● **What is needed**:
How many lines of the data include the string "Kagoshima"? State the number and nothing else.

=== Material provided ===

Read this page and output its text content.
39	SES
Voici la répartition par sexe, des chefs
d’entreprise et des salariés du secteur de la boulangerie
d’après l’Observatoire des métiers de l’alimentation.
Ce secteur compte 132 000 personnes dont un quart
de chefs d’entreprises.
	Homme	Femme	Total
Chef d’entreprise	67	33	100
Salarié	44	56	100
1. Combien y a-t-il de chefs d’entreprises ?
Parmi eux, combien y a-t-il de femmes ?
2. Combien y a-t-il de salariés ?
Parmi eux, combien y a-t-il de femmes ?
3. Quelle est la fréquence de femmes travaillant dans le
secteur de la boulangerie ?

===
=== Material provided ===

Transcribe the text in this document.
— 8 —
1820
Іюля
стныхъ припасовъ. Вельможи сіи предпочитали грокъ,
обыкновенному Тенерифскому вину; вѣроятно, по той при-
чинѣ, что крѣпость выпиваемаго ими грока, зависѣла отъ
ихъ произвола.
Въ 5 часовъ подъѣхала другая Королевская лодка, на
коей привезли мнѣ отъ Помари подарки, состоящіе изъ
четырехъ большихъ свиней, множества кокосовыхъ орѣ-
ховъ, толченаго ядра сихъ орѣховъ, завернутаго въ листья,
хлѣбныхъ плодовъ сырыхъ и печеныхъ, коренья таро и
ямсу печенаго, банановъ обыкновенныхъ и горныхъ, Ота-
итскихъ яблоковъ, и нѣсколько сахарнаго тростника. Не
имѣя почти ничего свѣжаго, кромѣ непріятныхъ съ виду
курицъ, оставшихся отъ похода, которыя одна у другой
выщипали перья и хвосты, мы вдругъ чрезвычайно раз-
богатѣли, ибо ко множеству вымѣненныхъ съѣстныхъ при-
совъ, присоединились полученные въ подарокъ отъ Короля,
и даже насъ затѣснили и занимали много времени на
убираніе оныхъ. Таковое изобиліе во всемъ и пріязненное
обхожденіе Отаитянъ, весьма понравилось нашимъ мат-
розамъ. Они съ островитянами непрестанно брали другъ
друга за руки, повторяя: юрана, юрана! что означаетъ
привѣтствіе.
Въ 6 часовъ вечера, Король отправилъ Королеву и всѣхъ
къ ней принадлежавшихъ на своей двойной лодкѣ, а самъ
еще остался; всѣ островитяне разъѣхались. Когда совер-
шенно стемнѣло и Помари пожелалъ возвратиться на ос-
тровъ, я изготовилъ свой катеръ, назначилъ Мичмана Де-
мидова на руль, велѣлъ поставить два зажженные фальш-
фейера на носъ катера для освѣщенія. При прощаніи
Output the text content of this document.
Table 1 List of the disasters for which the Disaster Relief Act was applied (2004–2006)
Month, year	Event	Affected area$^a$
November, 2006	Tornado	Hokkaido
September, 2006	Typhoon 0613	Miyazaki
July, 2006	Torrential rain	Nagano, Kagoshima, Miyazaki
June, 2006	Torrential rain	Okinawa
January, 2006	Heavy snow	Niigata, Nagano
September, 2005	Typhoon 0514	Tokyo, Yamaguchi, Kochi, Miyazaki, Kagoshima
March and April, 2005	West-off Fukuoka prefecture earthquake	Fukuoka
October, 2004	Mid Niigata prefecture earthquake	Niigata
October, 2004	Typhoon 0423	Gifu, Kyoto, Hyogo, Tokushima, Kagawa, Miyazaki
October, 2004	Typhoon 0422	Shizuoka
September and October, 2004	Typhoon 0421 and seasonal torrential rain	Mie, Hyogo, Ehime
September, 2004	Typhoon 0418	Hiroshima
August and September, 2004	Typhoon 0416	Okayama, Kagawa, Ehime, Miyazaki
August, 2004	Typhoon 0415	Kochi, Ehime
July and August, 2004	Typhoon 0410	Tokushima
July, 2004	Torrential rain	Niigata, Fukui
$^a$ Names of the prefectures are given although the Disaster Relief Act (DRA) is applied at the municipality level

===

● **The result**:
2